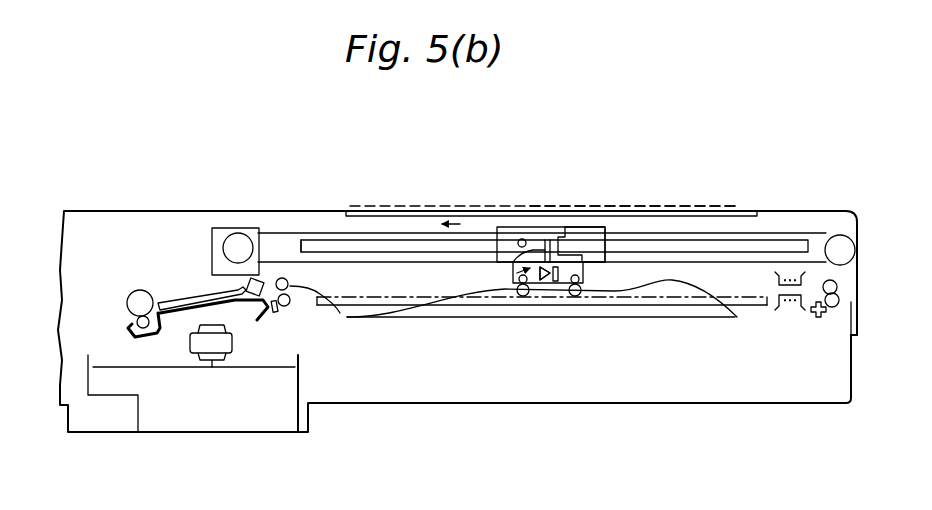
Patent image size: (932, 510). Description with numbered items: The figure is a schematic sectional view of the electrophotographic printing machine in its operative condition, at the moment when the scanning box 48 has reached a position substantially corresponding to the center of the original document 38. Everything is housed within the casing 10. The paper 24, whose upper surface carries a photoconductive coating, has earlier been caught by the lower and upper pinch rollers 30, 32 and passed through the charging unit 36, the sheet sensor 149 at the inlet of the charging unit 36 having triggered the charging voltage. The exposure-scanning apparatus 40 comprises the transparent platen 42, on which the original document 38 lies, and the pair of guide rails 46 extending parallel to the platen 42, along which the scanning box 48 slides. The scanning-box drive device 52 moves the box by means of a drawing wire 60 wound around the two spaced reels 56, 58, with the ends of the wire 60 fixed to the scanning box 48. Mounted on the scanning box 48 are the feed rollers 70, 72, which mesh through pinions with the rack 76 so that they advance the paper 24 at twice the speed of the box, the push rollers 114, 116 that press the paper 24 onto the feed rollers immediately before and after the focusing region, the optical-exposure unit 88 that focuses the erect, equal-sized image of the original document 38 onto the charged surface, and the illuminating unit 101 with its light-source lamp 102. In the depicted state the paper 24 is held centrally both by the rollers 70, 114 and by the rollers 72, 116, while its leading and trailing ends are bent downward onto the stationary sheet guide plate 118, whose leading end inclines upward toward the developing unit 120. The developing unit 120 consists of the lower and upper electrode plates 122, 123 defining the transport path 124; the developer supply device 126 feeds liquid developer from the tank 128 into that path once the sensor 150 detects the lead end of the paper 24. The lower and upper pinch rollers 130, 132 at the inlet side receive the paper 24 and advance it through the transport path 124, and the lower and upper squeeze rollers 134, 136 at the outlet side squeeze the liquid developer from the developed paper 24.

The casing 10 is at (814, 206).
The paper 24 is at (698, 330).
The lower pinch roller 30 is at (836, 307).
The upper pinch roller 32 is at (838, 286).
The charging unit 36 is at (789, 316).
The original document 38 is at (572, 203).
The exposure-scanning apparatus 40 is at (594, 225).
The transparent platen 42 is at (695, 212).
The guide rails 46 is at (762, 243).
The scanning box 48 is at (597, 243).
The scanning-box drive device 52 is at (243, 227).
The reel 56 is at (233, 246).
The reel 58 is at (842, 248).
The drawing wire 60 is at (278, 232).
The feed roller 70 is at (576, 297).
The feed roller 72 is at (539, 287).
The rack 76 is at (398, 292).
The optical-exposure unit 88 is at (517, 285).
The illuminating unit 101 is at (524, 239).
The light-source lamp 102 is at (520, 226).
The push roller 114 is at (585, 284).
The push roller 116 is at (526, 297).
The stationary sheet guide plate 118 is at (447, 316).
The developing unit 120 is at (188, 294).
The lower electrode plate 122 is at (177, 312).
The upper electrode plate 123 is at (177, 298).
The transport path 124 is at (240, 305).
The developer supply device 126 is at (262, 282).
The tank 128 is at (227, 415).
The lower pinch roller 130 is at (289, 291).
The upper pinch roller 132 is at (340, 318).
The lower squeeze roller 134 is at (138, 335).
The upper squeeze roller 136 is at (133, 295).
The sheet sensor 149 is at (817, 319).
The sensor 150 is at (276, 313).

■ ■ ■

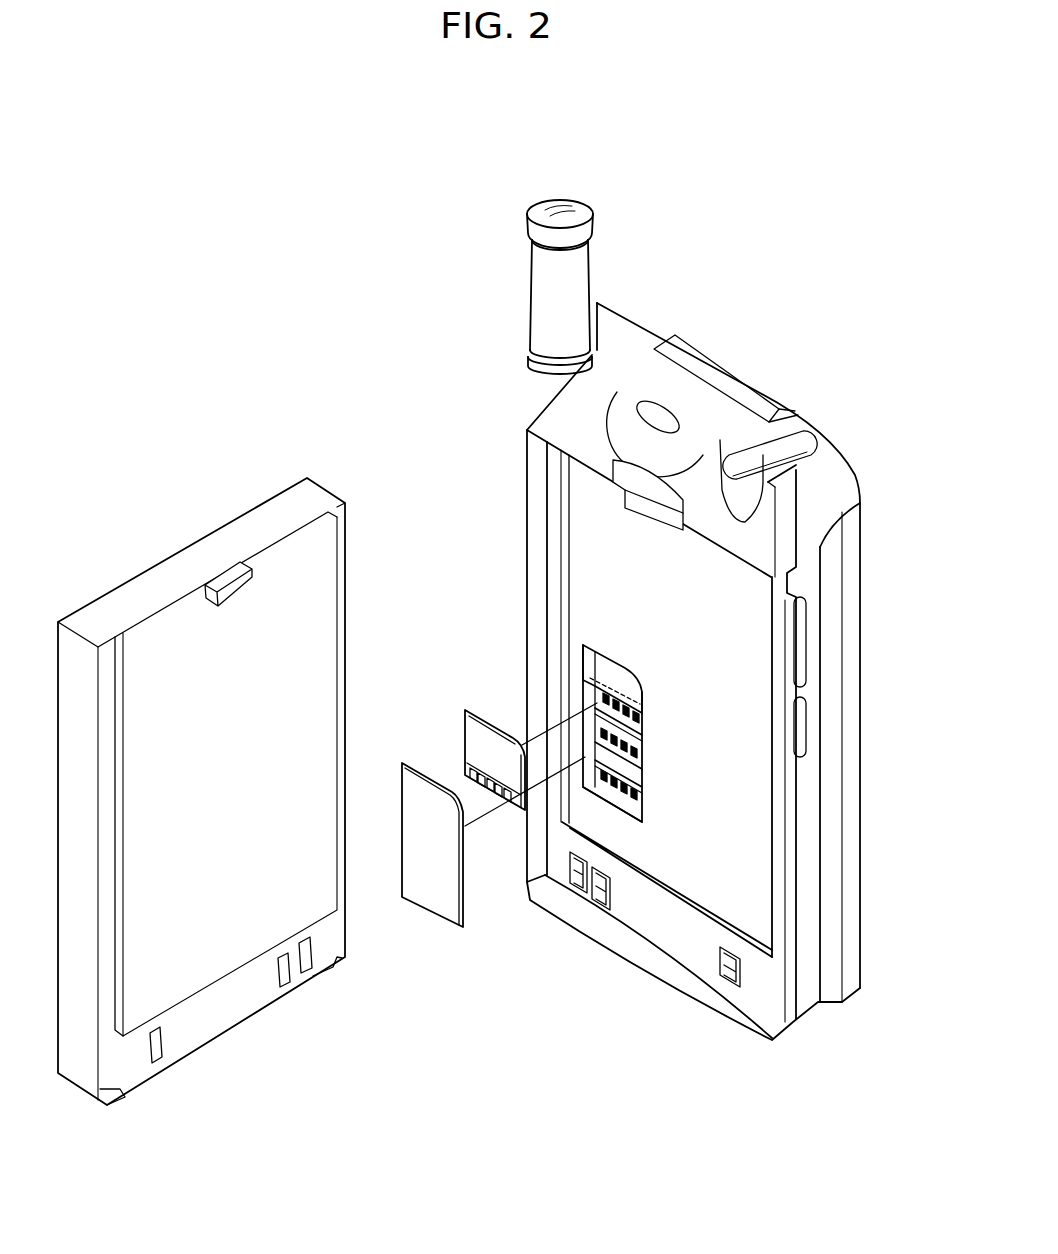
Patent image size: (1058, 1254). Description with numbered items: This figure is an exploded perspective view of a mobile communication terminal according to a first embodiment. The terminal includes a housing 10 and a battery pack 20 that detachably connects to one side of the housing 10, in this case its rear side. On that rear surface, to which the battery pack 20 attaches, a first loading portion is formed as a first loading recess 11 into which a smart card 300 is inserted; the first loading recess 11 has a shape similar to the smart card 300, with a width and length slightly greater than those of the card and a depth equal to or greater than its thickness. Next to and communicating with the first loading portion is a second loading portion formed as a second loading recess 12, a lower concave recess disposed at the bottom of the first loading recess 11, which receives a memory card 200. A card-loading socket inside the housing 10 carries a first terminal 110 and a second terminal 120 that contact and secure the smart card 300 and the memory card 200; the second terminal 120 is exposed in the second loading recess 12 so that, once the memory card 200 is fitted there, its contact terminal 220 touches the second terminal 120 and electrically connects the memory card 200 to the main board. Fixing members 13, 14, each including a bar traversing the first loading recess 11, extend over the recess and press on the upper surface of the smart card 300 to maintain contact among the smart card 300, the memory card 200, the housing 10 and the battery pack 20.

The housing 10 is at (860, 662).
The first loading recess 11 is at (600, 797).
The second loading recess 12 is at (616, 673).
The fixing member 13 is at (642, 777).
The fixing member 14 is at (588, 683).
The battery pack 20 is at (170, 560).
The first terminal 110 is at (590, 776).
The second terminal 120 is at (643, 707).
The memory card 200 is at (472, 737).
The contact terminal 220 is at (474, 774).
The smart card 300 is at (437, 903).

■ ■ ■

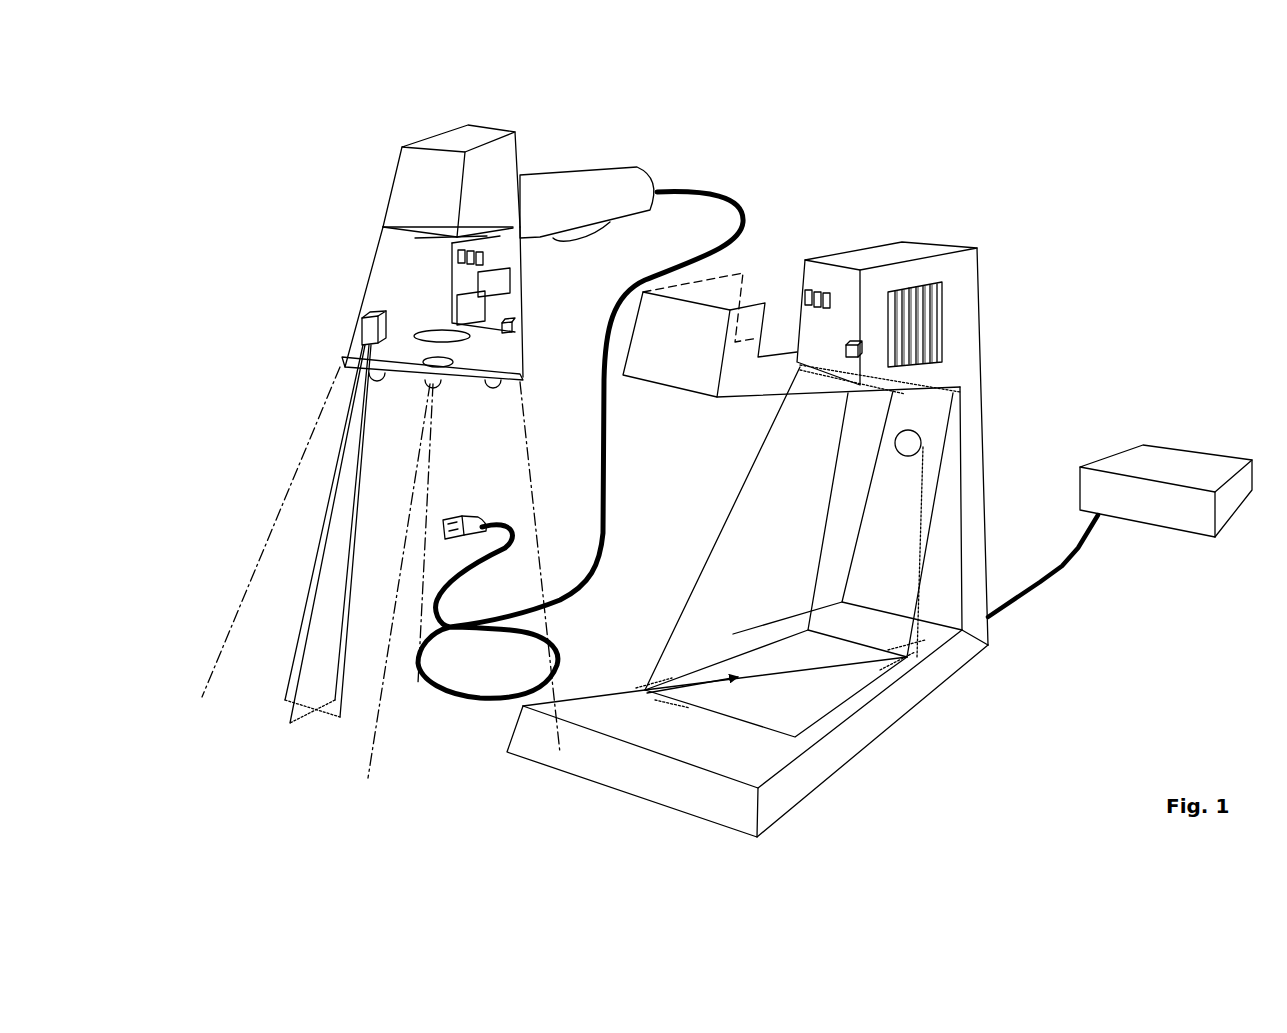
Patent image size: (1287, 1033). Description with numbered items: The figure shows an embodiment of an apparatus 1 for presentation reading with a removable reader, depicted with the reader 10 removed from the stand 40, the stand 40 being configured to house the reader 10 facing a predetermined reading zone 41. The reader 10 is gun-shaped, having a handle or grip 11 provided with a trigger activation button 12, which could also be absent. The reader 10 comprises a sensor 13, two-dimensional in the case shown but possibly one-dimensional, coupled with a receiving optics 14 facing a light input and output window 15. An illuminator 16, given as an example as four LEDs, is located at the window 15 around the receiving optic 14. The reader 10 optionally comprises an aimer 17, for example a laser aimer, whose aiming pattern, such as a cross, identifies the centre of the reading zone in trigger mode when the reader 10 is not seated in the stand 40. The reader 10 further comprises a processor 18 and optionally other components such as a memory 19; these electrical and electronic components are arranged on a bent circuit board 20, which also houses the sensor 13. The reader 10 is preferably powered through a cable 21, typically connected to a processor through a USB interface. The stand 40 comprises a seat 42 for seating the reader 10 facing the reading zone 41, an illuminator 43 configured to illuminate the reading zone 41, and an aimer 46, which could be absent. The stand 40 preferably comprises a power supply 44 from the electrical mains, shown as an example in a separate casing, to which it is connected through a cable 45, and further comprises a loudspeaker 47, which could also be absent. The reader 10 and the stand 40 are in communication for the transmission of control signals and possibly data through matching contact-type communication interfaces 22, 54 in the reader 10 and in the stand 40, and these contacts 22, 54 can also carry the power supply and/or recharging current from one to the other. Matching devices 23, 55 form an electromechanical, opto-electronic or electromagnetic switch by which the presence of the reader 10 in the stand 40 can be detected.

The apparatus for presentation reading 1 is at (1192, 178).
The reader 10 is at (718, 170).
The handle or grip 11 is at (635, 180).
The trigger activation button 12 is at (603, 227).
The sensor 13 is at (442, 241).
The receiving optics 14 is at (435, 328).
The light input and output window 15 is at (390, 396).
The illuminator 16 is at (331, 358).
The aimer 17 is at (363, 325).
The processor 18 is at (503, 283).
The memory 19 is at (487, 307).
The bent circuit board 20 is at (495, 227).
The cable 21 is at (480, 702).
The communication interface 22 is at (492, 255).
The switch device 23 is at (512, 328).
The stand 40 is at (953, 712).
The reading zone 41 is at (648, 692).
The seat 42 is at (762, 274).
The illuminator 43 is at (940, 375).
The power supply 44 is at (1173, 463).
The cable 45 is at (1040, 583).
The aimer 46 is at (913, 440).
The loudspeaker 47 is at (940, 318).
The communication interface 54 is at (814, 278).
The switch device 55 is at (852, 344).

■ ■ ■

Do this: Put the entries starting at the line containing "Patent image size: (1058, 1254)." and ending at the line containing "The fixing member 13 is at (642, 777)." into a two-column CSV with columns input and output, one row per entry holding its text and its answer, each in a single quoted field with line breaks replaced by spaces.

Correct response:
input,output
"Patent image size: (1058, 1254). Description with numbered items: This figure is an exploded perspective view of a mobile communication terminal according to a first embodiment. The terminal includes a housing 10 and a battery pack 20 that detachably connects to one side of the housing 10, in this case its rear side. On that rear surface, to which the battery pack 20 attaches, a first loading portion is formed as a first loading recess 11 into which a smart card 300 is inserted; the first loading recess 11 has a shape similar to the smart card 300, with a width and length slightly greater than those of the card and a depth equal to or greater than its thickness. Next to and communicating with the first loading portion is a second loading portion formed as a second loading recess 12, a lower concave recess disposed at the bottom of the first loading recess 11, which receives a memory card 200. A card-loading socket inside the housing 10 carries a first terminal 110 and a second terminal 120 that contact and secure the smart card 300 and the memory card 200; the second terminal 120 is exposed in the second loading recess 12 so that, once the memory card 200 is fitted there, its contact terminal 220 touches the second terminal 120 and electrically connects the memory card 200 to the main board. Fixing members 13, 14, each including a bar traversing the first loading recess 11, extend over the recess and press on the upper surface of the smart card 300 to maintain contact among the smart card 300, the memory card 200, the housing 10 and the battery pack 20.","The housing 10 is at (860, 662). The first loading recess 11 is at (600, 797). The second loading recess 12 is at (616, 673). The fixing member 13 is at (642, 777)."